> _Work instructions_
Word for word, quote all of the material, omitting the pictures.

> _Material provided_

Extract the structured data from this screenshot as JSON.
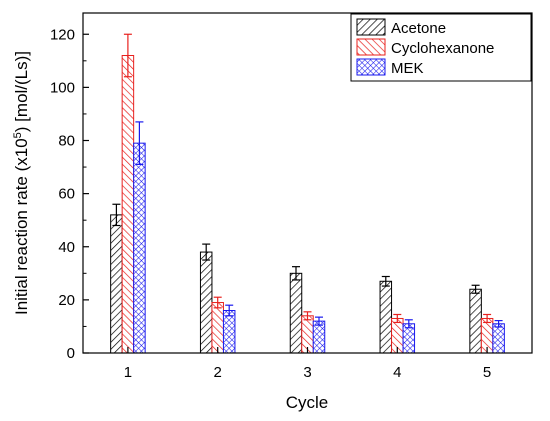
{
  "chart_data": {
    "type": "bar",
    "title": "",
    "xlabel": "Cycle",
    "ylabel": {
      "main": "Initial reaction rate (x10",
      "exp": "5",
      "rest": ") [mol/(Ls)]"
    },
    "categories": [
      "1",
      "2",
      "3",
      "4",
      "5"
    ],
    "ylim": [
      0,
      128
    ],
    "yticks": [
      0,
      20,
      40,
      60,
      80,
      100,
      120
    ],
    "grid": false,
    "legend_position": "top-right",
    "series": [
      {
        "name": "Acetone",
        "color": "#000000",
        "pattern": "diagonal-hatch",
        "values": [
          52,
          38,
          30,
          27,
          24
        ],
        "errors": [
          4,
          3,
          2.5,
          1.8,
          1.5
        ]
      },
      {
        "name": "Cyclohexanone",
        "color": "#e8211e",
        "pattern": "reverse-diagonal-hatch",
        "values": [
          112,
          19,
          14,
          13,
          13
        ],
        "errors": [
          8,
          2,
          1.5,
          1.5,
          1.5
        ]
      },
      {
        "name": "MEK",
        "color": "#1a1aee",
        "pattern": "crosshatch",
        "values": [
          79,
          16,
          12,
          11,
          11
        ],
        "errors": [
          8,
          2,
          1.5,
          1.5,
          1.2
        ]
      }
    ]
  }
}
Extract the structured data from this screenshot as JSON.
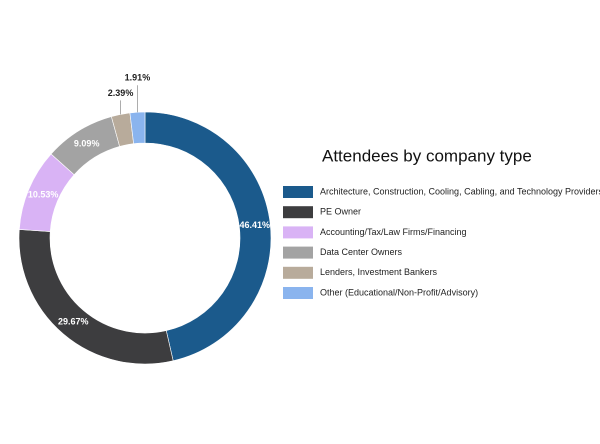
{
  "chart_data": {
    "type": "donut",
    "title": "Attendees by company type",
    "categories": [
      "Architecture, Construction, Cooling, Cabling, and Technology Providers",
      "PE Owner",
      "Accounting/Tax/Law Firms/Financing",
      "Data Center Owners",
      "Lenders, Investment Bankers",
      "Other (Educational/Non-Profit/Advisory)"
    ],
    "values": [
      46.41,
      29.67,
      10.53,
      9.09,
      2.39,
      1.91
    ],
    "value_labels": [
      "46.41%",
      "29.67%",
      "10.53%",
      "9.09%",
      "2.39%",
      "1.91%"
    ],
    "colors": [
      "#1b5a8c",
      "#3d3d3f",
      "#d9b3f5",
      "#a3a3a3",
      "#b8ab9b",
      "#8ab4ee"
    ],
    "legend": "right"
  }
}
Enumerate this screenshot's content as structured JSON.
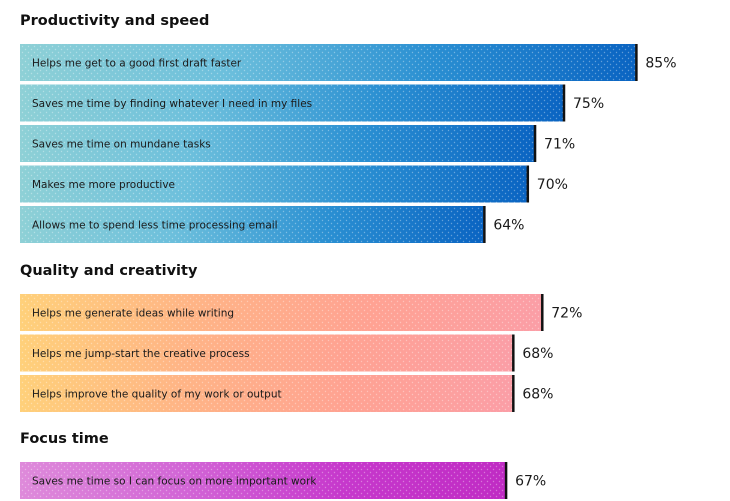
{
  "chart_data": {
    "type": "bar",
    "orientation": "horizontal",
    "value_suffix": "%",
    "xlim": [
      0,
      100
    ],
    "groups": [
      {
        "title": "Productivity and speed",
        "gradient": [
          "#8ed0d6",
          "#6cbfdc",
          "#2a8fd2",
          "#0a64c2"
        ],
        "items": [
          {
            "label": "Helps me get to a good first draft faster",
            "value": 85
          },
          {
            "label": "Saves me time by finding whatever I need in my files",
            "value": 75
          },
          {
            "label": "Saves me time on mundane tasks",
            "value": 71
          },
          {
            "label": "Makes me more productive",
            "value": 70
          },
          {
            "label": "Allows me to spend less time processing email",
            "value": 64
          }
        ]
      },
      {
        "title": "Quality and creativity",
        "gradient": [
          "#ffd07a",
          "#ffb486",
          "#ffa292",
          "#fb9ea6"
        ],
        "items": [
          {
            "label": "Helps me generate ideas while writing",
            "value": 72
          },
          {
            "label": "Helps me jump-start the creative process",
            "value": 68
          },
          {
            "label": "Helps improve the quality of my work or output",
            "value": 68
          }
        ]
      },
      {
        "title": "Focus time",
        "gradient": [
          "#de8ada",
          "#d266d6",
          "#c638cc",
          "#c02cc4"
        ],
        "items": [
          {
            "label": "Saves me time so I can focus on more important work",
            "value": 67
          }
        ]
      }
    ]
  }
}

> _Solution to the exercise_
Extract the structured data from this screenshot as JSON.
{
  "chart_data": {
    "type": "bar",
    "title": "",
    "xlabel": "Cycle",
    "ylabel": {
      "main": "Initial reaction rate (x10",
      "exp": "5",
      "rest": ") [mol/(Ls)]"
    },
    "categories": [
      "1",
      "2",
      "3",
      "4",
      "5"
    ],
    "ylim": [
      0,
      128
    ],
    "yticks": [
      0,
      20,
      40,
      60,
      80,
      100,
      120
    ],
    "grid": false,
    "legend_position": "top-right",
    "series": [
      {
        "name": "Acetone",
        "color": "#000000",
        "pattern": "diagonal-hatch",
        "values": [
          52,
          38,
          30,
          27,
          24
        ],
        "errors": [
          4,
          3,
          2.5,
          1.8,
          1.5
        ]
      },
      {
        "name": "Cyclohexanone",
        "color": "#e8211e",
        "pattern": "reverse-diagonal-hatch",
        "values": [
          112,
          19,
          14,
          13,
          13
        ],
        "errors": [
          8,
          2,
          1.5,
          1.5,
          1.5
        ]
      },
      {
        "name": "MEK",
        "color": "#1a1aee",
        "pattern": "crosshatch",
        "values": [
          79,
          16,
          12,
          11,
          11
        ],
        "errors": [
          8,
          2,
          1.5,
          1.5,
          1.2
        ]
      }
    ]
  }
}
Extract the structured data from this screenshot as JSON.
{
  "chart_data": {
    "type": "donut",
    "title": "Attendees by company type",
    "categories": [
      "Architecture, Construction, Cooling, Cabling, and Technology Providers",
      "PE Owner",
      "Accounting/Tax/Law Firms/Financing",
      "Data Center Owners",
      "Lenders, Investment Bankers",
      "Other (Educational/Non-Profit/Advisory)"
    ],
    "values": [
      46.41,
      29.67,
      10.53,
      9.09,
      2.39,
      1.91
    ],
    "value_labels": [
      "46.41%",
      "29.67%",
      "10.53%",
      "9.09%",
      "2.39%",
      "1.91%"
    ],
    "colors": [
      "#1b5a8c",
      "#3d3d3f",
      "#d9b3f5",
      "#a3a3a3",
      "#b8ab9b",
      "#8ab4ee"
    ],
    "legend": "right"
  }
}
Enumerate this screenshot's content as structured JSON.
{
  "chart_data": {
    "type": "bar",
    "orientation": "horizontal",
    "value_suffix": "%",
    "xlim": [
      0,
      100
    ],
    "groups": [
      {
        "title": "Productivity and speed",
        "gradient": [
          "#8ed0d6",
          "#6cbfdc",
          "#2a8fd2",
          "#0a64c2"
        ],
        "items": [
          {
            "label": "Helps me get to a good first draft faster",
            "value": 85
          },
          {
            "label": "Saves me time by finding whatever I need in my files",
            "value": 75
          },
          {
            "label": "Saves me time on mundane tasks",
            "value": 71
          },
          {
            "label": "Makes me more productive",
            "value": 70
          },
          {
            "label": "Allows me to spend less time processing email",
            "value": 64
          }
        ]
      },
      {
        "title": "Quality and creativity",
        "gradient": [
          "#ffd07a",
          "#ffb486",
          "#ffa292",
          "#fb9ea6"
        ],
        "items": [
          {
            "label": "Helps me generate ideas while writing",
            "value": 72
          },
          {
            "label": "Helps me jump-start the creative process",
            "value": 68
          },
          {
            "label": "Helps improve the quality of my work or output",
            "value": 68
          }
        ]
      },
      {
        "title": "Focus time",
        "gradient": [
          "#de8ada",
          "#d266d6",
          "#c638cc",
          "#c02cc4"
        ],
        "items": [
          {
            "label": "Saves me time so I can focus on more important work",
            "value": 67
          }
        ]
      }
    ]
  }
}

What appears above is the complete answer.